• _The task_
Report how many lines include the word "capacity", and nothing besides that number.

[Stored records]
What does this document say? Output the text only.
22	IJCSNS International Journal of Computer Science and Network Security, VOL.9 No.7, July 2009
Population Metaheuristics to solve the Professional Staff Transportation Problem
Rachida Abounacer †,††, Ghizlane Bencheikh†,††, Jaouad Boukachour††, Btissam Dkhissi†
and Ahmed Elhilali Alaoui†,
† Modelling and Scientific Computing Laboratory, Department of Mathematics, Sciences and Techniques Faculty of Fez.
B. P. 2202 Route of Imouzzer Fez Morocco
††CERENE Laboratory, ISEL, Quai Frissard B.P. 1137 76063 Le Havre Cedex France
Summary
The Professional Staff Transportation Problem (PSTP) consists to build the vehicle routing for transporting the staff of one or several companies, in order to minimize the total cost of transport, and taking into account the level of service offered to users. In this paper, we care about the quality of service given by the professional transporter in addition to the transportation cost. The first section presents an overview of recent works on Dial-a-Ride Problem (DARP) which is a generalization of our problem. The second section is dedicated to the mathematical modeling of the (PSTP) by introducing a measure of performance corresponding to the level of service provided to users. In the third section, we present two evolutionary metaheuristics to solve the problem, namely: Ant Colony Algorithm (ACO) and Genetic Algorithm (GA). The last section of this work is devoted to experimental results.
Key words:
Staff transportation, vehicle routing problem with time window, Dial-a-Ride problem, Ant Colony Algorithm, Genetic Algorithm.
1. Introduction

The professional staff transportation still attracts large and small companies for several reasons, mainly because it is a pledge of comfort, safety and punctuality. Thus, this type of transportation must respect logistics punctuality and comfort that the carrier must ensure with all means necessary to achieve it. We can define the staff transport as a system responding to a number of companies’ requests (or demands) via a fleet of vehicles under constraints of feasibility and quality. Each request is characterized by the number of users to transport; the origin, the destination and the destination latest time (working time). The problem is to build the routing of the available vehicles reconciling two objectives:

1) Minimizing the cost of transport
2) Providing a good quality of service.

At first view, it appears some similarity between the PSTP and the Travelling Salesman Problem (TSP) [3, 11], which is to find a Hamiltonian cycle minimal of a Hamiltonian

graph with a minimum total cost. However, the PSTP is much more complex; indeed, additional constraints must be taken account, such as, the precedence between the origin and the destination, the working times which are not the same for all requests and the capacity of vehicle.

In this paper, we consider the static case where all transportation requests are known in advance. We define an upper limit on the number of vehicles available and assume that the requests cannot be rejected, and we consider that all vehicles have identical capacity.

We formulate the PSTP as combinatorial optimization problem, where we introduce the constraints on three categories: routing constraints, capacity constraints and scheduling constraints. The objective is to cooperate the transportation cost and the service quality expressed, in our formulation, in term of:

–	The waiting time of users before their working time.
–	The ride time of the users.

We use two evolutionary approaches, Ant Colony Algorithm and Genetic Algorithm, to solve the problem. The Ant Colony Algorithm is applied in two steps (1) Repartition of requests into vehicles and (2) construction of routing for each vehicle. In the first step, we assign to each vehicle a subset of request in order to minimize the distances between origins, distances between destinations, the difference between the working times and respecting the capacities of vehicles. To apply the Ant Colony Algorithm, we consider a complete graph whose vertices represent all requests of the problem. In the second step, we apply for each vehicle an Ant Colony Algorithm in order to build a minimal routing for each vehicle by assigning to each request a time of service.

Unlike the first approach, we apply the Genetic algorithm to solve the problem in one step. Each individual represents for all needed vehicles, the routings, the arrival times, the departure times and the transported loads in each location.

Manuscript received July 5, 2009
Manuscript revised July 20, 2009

• _Response_
3